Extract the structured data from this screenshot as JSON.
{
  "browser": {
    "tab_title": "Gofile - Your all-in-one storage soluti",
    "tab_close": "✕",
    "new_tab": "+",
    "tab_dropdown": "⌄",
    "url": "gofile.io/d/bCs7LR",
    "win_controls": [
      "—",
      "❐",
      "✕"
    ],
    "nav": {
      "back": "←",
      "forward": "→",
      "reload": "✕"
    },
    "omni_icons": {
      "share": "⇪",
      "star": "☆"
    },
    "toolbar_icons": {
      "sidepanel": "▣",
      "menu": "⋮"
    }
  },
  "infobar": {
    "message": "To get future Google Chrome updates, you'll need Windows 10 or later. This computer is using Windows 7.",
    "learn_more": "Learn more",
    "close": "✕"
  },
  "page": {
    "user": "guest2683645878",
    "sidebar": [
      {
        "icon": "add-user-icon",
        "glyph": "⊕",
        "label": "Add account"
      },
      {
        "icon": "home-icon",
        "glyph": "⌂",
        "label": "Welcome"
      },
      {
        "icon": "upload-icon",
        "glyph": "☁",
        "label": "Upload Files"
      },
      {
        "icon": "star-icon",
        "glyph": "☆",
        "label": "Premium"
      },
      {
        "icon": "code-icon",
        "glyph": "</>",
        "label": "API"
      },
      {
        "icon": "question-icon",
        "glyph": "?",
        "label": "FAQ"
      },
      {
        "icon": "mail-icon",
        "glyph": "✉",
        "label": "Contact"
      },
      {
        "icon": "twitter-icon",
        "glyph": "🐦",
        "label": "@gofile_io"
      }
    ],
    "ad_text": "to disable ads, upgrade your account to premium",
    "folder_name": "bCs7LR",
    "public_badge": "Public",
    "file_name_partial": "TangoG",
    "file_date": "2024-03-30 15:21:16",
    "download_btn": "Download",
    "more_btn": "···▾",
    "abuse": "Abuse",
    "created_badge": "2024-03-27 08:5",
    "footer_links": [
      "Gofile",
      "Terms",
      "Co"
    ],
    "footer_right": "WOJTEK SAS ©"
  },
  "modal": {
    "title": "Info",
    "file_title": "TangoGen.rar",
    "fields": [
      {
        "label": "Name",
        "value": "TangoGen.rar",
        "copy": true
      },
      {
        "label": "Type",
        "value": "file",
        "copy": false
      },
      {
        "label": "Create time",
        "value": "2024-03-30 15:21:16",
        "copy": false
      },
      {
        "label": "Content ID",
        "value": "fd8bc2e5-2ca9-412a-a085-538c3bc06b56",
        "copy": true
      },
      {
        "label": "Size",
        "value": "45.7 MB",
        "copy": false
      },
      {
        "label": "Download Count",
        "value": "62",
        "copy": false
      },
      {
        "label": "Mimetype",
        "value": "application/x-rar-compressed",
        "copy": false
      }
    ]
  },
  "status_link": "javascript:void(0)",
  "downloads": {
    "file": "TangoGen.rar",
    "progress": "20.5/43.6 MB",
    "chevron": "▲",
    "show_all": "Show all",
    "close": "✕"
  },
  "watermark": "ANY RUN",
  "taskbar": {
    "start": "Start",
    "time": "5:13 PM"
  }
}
::::::::
Written instruction:
Return the lines above exactly, keeping every word.

Full solution:
Extract the structured data from this screenshot as JSON.
{
  "browser": {
    "tab_title": "Gofile - Your all-in-one storage soluti",
    "tab_close": "✕",
    "new_tab": "+",
    "tab_dropdown": "⌄",
    "url": "gofile.io/d/bCs7LR",
    "win_controls": [
      "—",
      "❐",
      "✕"
    ],
    "nav": {
      "back": "←",
      "forward": "→",
      "reload": "✕"
    },
    "omni_icons": {
      "share": "⇪",
      "star": "☆"
    },
    "toolbar_icons": {
      "sidepanel": "▣",
      "menu": "⋮"
    }
  },
  "infobar": {
    "message": "To get future Google Chrome updates, you'll need Windows 10 or later. This computer is using Windows 7.",
    "learn_more": "Learn more",
    "close": "✕"
  },
  "page": {
    "user": "guest2683645878",
    "sidebar": [
      {
        "icon": "add-user-icon",
        "glyph": "⊕",
        "label": "Add account"
      },
      {
        "icon": "home-icon",
        "glyph": "⌂",
        "label": "Welcome"
      },
      {
        "icon": "upload-icon",
        "glyph": "☁",
        "label": "Upload Files"
      },
      {
        "icon": "star-icon",
        "glyph": "☆",
        "label": "Premium"
      },
      {
        "icon": "code-icon",
        "glyph": "</>",
        "label": "API"
      },
      {
        "icon": "question-icon",
        "glyph": "?",
        "label": "FAQ"
      },
      {
        "icon": "mail-icon",
        "glyph": "✉",
        "label": "Contact"
      },
      {
        "icon": "twitter-icon",
        "glyph": "🐦",
        "label": "@gofile_io"
      }
    ],
    "ad_text": "to disable ads, upgrade your account to premium",
    "folder_name": "bCs7LR",
    "public_badge": "Public",
    "file_name_partial": "TangoG",
    "file_date": "2024-03-30 15:21:16",
    "download_btn": "Download",
    "more_btn": "···▾",
    "abuse": "Abuse",
    "created_badge": "2024-03-27 08:5",
    "footer_links": [
      "Gofile",
      "Terms",
      "Co"
    ],
    "footer_right": "WOJTEK SAS ©"
  },
  "modal": {
    "title": "Info",
    "file_title": "TangoGen.rar",
    "fields": [
      {
        "label": "Name",
        "value": "TangoGen.rar",
        "copy": true
      },
      {
        "label": "Type",
        "value": "file",
        "copy": false
      },
      {
        "label": "Create time",
        "value": "2024-03-30 15:21:16",
        "copy": false
      },
      {
        "label": "Content ID",
        "value": "fd8bc2e5-2ca9-412a-a085-538c3bc06b56",
        "copy": true
      },
      {
        "label": "Size",
        "value": "45.7 MB",
        "copy": false
      },
      {
        "label": "Download Count",
        "value": "62",
        "copy": false
      },
      {
        "label": "Mimetype",
        "value": "application/x-rar-compressed",
        "copy": false
      }
    ]
  },
  "status_link": "javascript:void(0)",
  "downloads": {
    "file": "TangoGen.rar",
    "progress": "20.5/43.6 MB",
    "chevron": "▲",
    "show_all": "Show all",
    "close": "✕"
  },
  "watermark": "ANY RUN",
  "taskbar": {
    "start": "Start",
    "time": "5:13 PM"
  }
}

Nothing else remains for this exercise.